[TASK INPUT]
::::::::

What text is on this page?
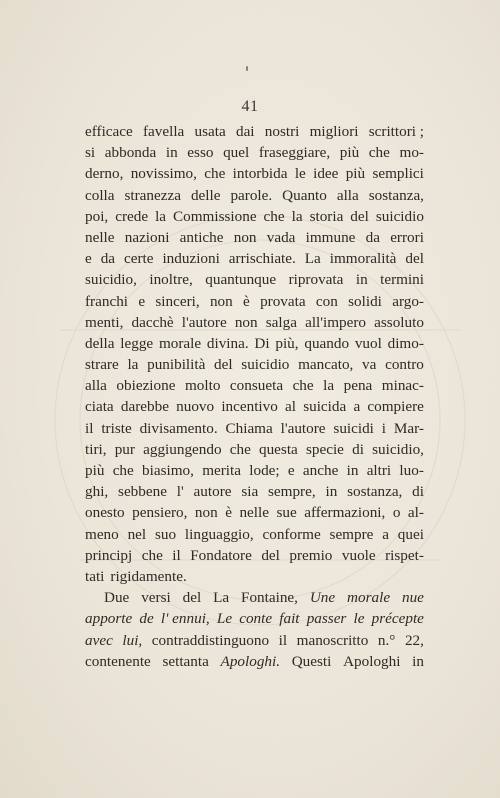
41
efficace favella usata dai nostri migliori scrittori ;
si abbonda in esso quel fraseggiare, più che mo-
derno, novissimo, che intorbida le idee più semplici
colla stranezza delle parole. Quanto alla sostanza,
poi, crede la Commissione che la storia del suicidio
nelle nazioni antiche non vada immune da errori
e da certe induzioni arrischiate. La immoralità del
suicidio, inoltre, quantunque riprovata in termini
franchi e sinceri, non è provata con solidi argo-
menti, dacchè l'autore non salga all'impero assoluto
della legge morale divina. Di più, quando vuol dimo-
strare la punibilità del suicidio mancato, va contro
alla obiezione molto consueta che la pena minac-
ciata darebbe nuovo incentivo al suicida a compiere
il triste divisamento. Chiama l'autore suicidi i Mar-
tiri, pur aggiungendo che questa specie di suicidio,
più che biasimo, merita lode; e anche in altri luo-
ghi, sebbene l' autore sia sempre, in sostanza, di
onesto pensiero, non è nelle sue affermazioni, o al-
meno nel suo linguaggio, conforme sempre a quei
principj che il Fondatore del premio vuole rispet-
tati rigidamente.
Due versi del La Fontaine, Une morale nue
apporte de l' ennui, Le conte fait passer le précepte
avec lui, contraddistinguono il manoscritto n.° 22,
contenente settanta Apologhi. Questi Apologhi in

::::::::

[WHAT YOU NEED TO DO] Go through the listing above and pull out each line containing the word "nelle".

[COMPLETE RESPONSE]
nelle nazioni antiche non vada immune da errori
onesto pensiero, non è nelle sue affermazioni, o al-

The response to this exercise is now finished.